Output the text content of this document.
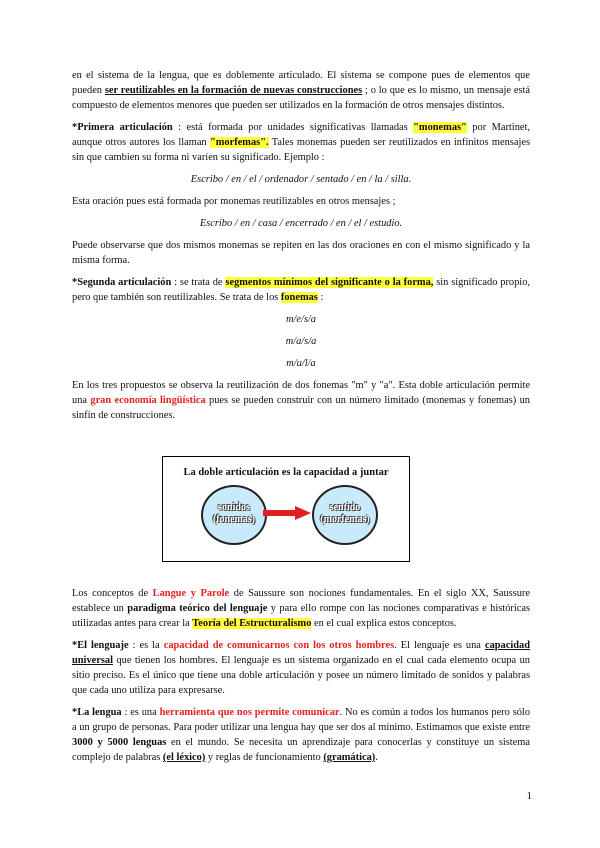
en el sistema de la lengua, que es doblemente articulado. El sistema se compone pues de elementos que pueden ser reutilizables en la formación de nuevas construcciones ; o lo que es lo mismo, un mensaje está compuesto de elementos menores que pueden ser utilizados en la formación de otros mensajes distintos.

*Primera articulación : está formada por unidades significativas llamadas "monemas" por Martinet, aunque otros autores los llaman "morfemas". Tales monemas pueden ser reutilizados en infinitos mensajes sin que cambien su forma ni varíen su significado. Ejemplo :

Escribo / en / el / ordenador / sentado / en / la / silla.

Esta oración pues está formada por monemas reutilizables en otros mensajes ;

Escribo / en / casa / encerrado / en / el / estudio.

Puede observarse que dos mismos monemas se repiten en las dos oraciones en con el mismo significado y la misma forma.

*Segunda articulación : se trata de segmentos mínimos del significante o la forma, sin significado propio, pero que también son reutilizables. Se trata de los fonemas :

m/e/s/a

m/a/s/a

m/u/l/a

En los tres propuestos se observa la reutilización de dos fonemas "m" y "a". Esta doble articulación permite una gran economía lingüística pues se pueden construir con un número limitado (monemas y fonemas) un sinfín de construcciones.

La doble articulación es la capacidad a juntar
sonidos
(fonemas)
sentido
(morfemas)

Los conceptos de Langue y Parole de Saussure son nociones fundamentales. En el siglo XX, Saussure establece un paradigma teórico del lenguaje y para ello rompe con las nociones comparativas e históricas utilizadas antes para crear la Teoría del Estructuralismo en el cual explica estos conceptos.

*El lenguaje : es la capacidad de comunicarnos con los otros hombres. El lenguaje es una capacidad universal que tienen los hombres. El lenguaje es un sistema organizado en el cual cada elemento ocupa un sitio preciso. Es el único que tiene una doble articulación y posee un número limitado de sonidos y palabras que cada uno utiliza para expresarse.

*La lengua : es una herramienta que nos permite comunicar. No es común a todos los humanos pero sólo a un grupo de personas. Para poder utilizar una lengua hay que ser dos al mínimo. Estimamos que existe entre 3000 y 5000 lenguas en el mundo. Se necesita un aprendizaje para conocerlas y constituye un sistema complejo de palabras (el léxico) y reglas de funcionamiento (gramática).

1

### YOUR INSTRUCTIONS
Reproduce the records above exactly, leaving out every picture they contain.

### WRITTEN SOLUTION
Output the text content of this document.
en el sistema de la lengua, que es doblemente articulado. El sistema se compone pues de elementos que pueden ser reutilizables en la formación de nuevas construcciones ; o lo que es lo mismo, un mensaje está compuesto de elementos menores que pueden ser utilizados en la formación de otros mensajes distintos.

*Primera articulación : está formada por unidades significativas llamadas "monemas" por Martinet, aunque otros autores los llaman "morfemas". Tales monemas pueden ser reutilizados en infinitos mensajes sin que cambien su forma ni varíen su significado. Ejemplo :

Escribo / en / el / ordenador / sentado / en / la / silla.

Esta oración pues está formada por monemas reutilizables en otros mensajes ;

Escribo / en / casa / encerrado / en / el / estudio.

Puede observarse que dos mismos monemas se repiten en las dos oraciones en con el mismo significado y la misma forma.

*Segunda articulación : se trata de segmentos mínimos del significante o la forma, sin significado propio, pero que también son reutilizables. Se trata de los fonemas :

m/e/s/a

m/a/s/a

m/u/l/a

En los tres propuestos se observa la reutilización de dos fonemas "m" y "a". Esta doble articulación permite una gran economía lingüística pues se pueden construir con un número limitado (monemas y fonemas) un sinfín de construcciones.

La doble articulación es la capacidad a juntar
sonidos
(fonemas)
sentido
(morfemas)

Los conceptos de Langue y Parole de Saussure son nociones fundamentales. En el siglo XX, Saussure establece un paradigma teórico del lenguaje y para ello rompe con las nociones comparativas e históricas utilizadas antes para crear la Teoría del Estructuralismo en el cual explica estos conceptos.

*El lenguaje : es la capacidad de comunicarnos con los otros hombres. El lenguaje es una capacidad universal que tienen los hombres. El lenguaje es un sistema organizado en el cual cada elemento ocupa un sitio preciso. Es el único que tiene una doble articulación y posee un número limitado de sonidos y palabras que cada uno utiliza para expresarse.

*La lengua : es una herramienta que nos permite comunicar. No es común a todos los humanos pero sólo a un grupo de personas. Para poder utilizar una lengua hay que ser dos al mínimo. Estimamos que existe entre 3000 y 5000 lenguas en el mundo. Se necesita un aprendizaje para conocerlas y constituye un sistema complejo de palabras (el léxico) y reglas de funcionamiento (gramática).

1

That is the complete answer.